[Begin]

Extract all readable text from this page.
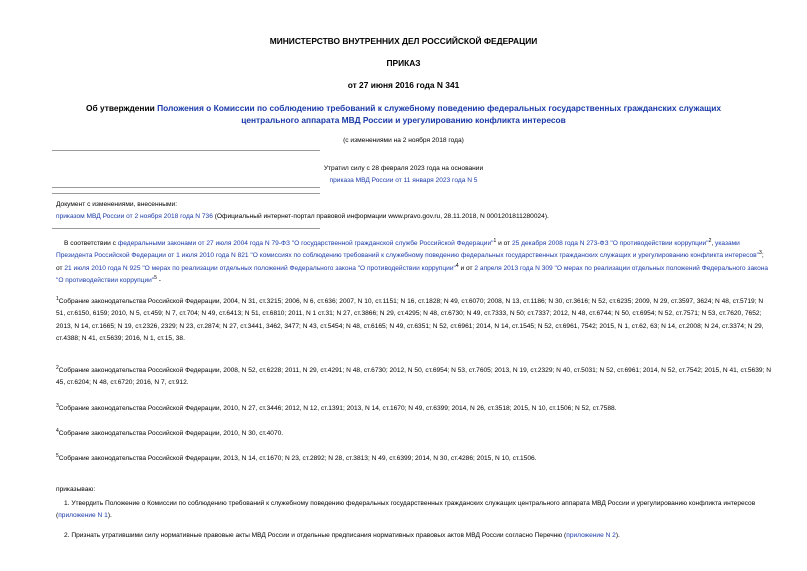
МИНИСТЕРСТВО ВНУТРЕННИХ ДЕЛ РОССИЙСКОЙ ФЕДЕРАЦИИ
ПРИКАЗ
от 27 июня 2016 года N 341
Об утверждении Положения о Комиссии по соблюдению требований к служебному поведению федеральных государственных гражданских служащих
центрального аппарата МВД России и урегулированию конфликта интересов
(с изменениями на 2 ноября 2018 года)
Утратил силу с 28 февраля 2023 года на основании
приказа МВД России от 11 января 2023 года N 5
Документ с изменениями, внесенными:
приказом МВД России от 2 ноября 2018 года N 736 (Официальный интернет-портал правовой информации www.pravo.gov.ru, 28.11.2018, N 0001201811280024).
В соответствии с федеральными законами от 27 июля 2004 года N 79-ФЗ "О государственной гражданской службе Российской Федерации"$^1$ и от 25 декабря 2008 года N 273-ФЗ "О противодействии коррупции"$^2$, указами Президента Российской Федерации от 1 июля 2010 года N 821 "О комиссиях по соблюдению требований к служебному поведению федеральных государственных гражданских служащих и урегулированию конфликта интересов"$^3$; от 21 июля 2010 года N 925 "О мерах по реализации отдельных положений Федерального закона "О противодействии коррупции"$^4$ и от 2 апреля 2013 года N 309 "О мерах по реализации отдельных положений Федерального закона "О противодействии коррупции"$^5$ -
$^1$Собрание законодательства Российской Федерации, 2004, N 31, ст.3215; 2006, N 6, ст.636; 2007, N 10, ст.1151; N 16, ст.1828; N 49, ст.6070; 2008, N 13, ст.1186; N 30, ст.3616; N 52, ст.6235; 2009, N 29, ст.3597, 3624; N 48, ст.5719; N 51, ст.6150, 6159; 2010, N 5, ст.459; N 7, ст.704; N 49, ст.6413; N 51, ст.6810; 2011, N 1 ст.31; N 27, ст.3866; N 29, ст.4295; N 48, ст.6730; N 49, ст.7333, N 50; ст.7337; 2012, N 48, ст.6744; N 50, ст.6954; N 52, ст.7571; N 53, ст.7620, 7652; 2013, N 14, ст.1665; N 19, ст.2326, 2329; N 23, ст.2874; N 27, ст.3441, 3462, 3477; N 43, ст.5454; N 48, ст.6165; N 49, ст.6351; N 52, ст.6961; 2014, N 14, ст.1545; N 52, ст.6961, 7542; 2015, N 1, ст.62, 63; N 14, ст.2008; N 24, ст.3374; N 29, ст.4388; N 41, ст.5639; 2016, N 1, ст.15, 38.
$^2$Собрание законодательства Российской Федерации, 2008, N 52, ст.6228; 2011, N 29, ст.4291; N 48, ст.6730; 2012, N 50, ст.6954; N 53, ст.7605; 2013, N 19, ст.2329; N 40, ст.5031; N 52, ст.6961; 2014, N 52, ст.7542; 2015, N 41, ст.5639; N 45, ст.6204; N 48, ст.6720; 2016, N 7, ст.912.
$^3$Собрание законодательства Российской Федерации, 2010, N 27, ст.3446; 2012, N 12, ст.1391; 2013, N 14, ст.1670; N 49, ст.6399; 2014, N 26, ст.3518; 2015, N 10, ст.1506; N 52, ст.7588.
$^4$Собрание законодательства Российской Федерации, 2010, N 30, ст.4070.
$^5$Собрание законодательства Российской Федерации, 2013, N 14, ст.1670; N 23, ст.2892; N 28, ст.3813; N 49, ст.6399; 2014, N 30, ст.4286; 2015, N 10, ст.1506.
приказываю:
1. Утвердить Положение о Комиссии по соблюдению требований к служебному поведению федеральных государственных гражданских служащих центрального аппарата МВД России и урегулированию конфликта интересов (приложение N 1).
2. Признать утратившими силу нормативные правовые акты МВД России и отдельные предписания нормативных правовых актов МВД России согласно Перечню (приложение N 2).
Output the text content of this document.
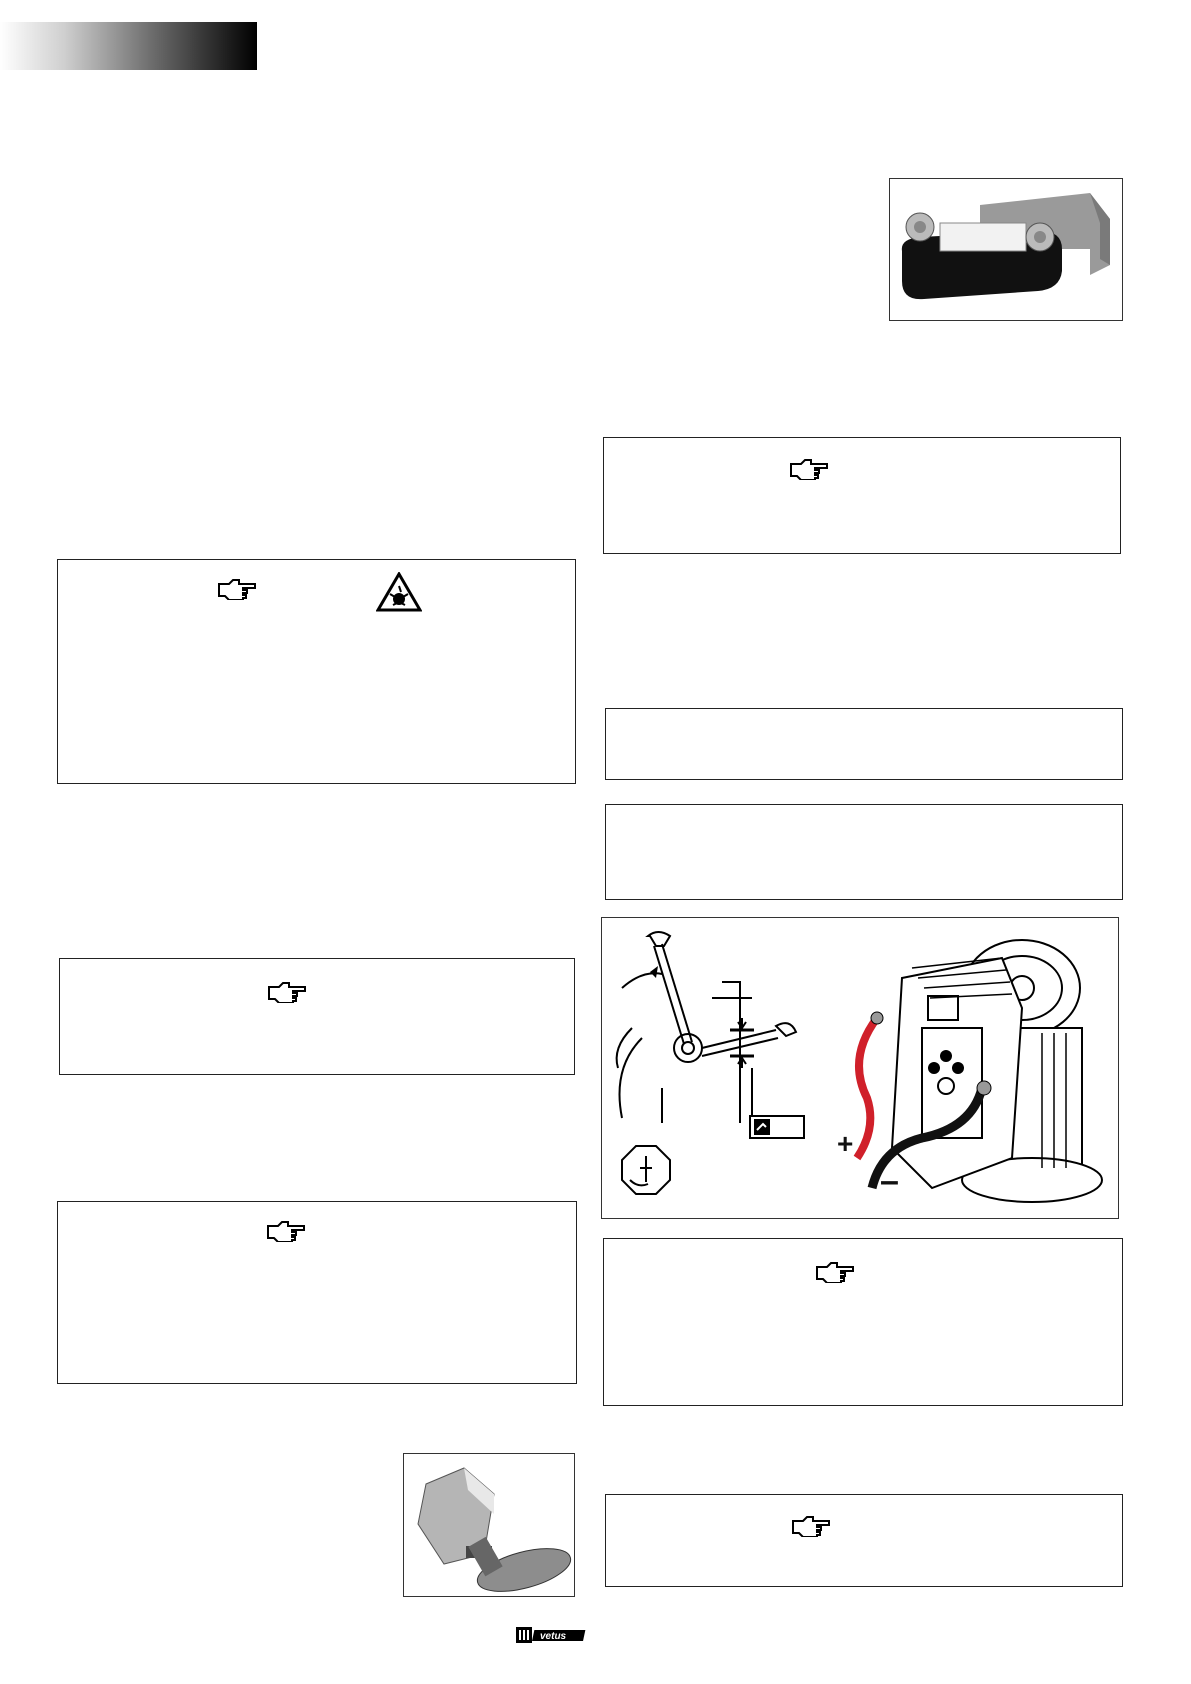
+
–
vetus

[End]

What you will do >> Without including any pictures, print all of the material exactly as given.

Result of this exercise >>
Extract all readable text from this page.
МИНИСТЕРСТВО ВНУТРЕННИХ ДЕЛ РОССИЙСКОЙ ФЕДЕРАЦИИ
ПРИКАЗ
от 27 июня 2016 года N 341
Об утверждении Положения о Комиссии по соблюдению требований к служебному поведению федеральных государственных гражданских служащих
центрального аппарата МВД России и урегулированию конфликта интересов
(с изменениями на 2 ноября 2018 года)
Утратил силу с 28 февраля 2023 года на основании
приказа МВД России от 11 января 2023 года N 5
Документ с изменениями, внесенными:
приказом МВД России от 2 ноября 2018 года N 736 (Официальный интернет-портал правовой информации www.pravo.gov.ru, 28.11.2018, N 0001201811280024).
В соответствии с федеральными законами от 27 июля 2004 года N 79-ФЗ "О государственной гражданской службе Российской Федерации"$^1$ и от 25 декабря 2008 года N 273-ФЗ "О противодействии коррупции"$^2$, указами Президента Российской Федерации от 1 июля 2010 года N 821 "О комиссиях по соблюдению требований к служебному поведению федеральных государственных гражданских служащих и урегулированию конфликта интересов"$^3$; от 21 июля 2010 года N 925 "О мерах по реализации отдельных положений Федерального закона "О противодействии коррупции"$^4$ и от 2 апреля 2013 года N 309 "О мерах по реализации отдельных положений Федерального закона "О противодействии коррупции"$^5$ -
$^1$Собрание законодательства Российской Федерации, 2004, N 31, ст.3215; 2006, N 6, ст.636; 2007, N 10, ст.1151; N 16, ст.1828; N 49, ст.6070; 2008, N 13, ст.1186; N 30, ст.3616; N 52, ст.6235; 2009, N 29, ст.3597, 3624; N 48, ст.5719; N 51, ст.6150, 6159; 2010, N 5, ст.459; N 7, ст.704; N 49, ст.6413; N 51, ст.6810; 2011, N 1 ст.31; N 27, ст.3866; N 29, ст.4295; N 48, ст.6730; N 49, ст.7333, N 50; ст.7337; 2012, N 48, ст.6744; N 50, ст.6954; N 52, ст.7571; N 53, ст.7620, 7652; 2013, N 14, ст.1665; N 19, ст.2326, 2329; N 23, ст.2874; N 27, ст.3441, 3462, 3477; N 43, ст.5454; N 48, ст.6165; N 49, ст.6351; N 52, ст.6961; 2014, N 14, ст.1545; N 52, ст.6961, 7542; 2015, N 1, ст.62, 63; N 14, ст.2008; N 24, ст.3374; N 29, ст.4388; N 41, ст.5639; 2016, N 1, ст.15, 38.
$^2$Собрание законодательства Российской Федерации, 2008, N 52, ст.6228; 2011, N 29, ст.4291; N 48, ст.6730; 2012, N 50, ст.6954; N 53, ст.7605; 2013, N 19, ст.2329; N 40, ст.5031; N 52, ст.6961; 2014, N 52, ст.7542; 2015, N 41, ст.5639; N 45, ст.6204; N 48, ст.6720; 2016, N 7, ст.912.
$^3$Собрание законодательства Российской Федерации, 2010, N 27, ст.3446; 2012, N 12, ст.1391; 2013, N 14, ст.1670; N 49, ст.6399; 2014, N 26, ст.3518; 2015, N 10, ст.1506; N 52, ст.7588.
$^4$Собрание законодательства Российской Федерации, 2010, N 30, ст.4070.
$^5$Собрание законодательства Российской Федерации, 2013, N 14, ст.1670; N 23, ст.2892; N 28, ст.3813; N 49, ст.6399; 2014, N 30, ст.4286; 2015, N 10, ст.1506.
приказываю:
1. Утвердить Положение о Комиссии по соблюдению требований к служебному поведению федеральных государственных гражданских служащих центрального аппарата МВД России и урегулированию конфликта интересов (приложение N 1).
2. Признать утратившими силу нормативные правовые акты МВД России и отдельные предписания нормативных правовых актов МВД России согласно Перечню (приложение N 2).
Output the text content of this document.
+
–
vetus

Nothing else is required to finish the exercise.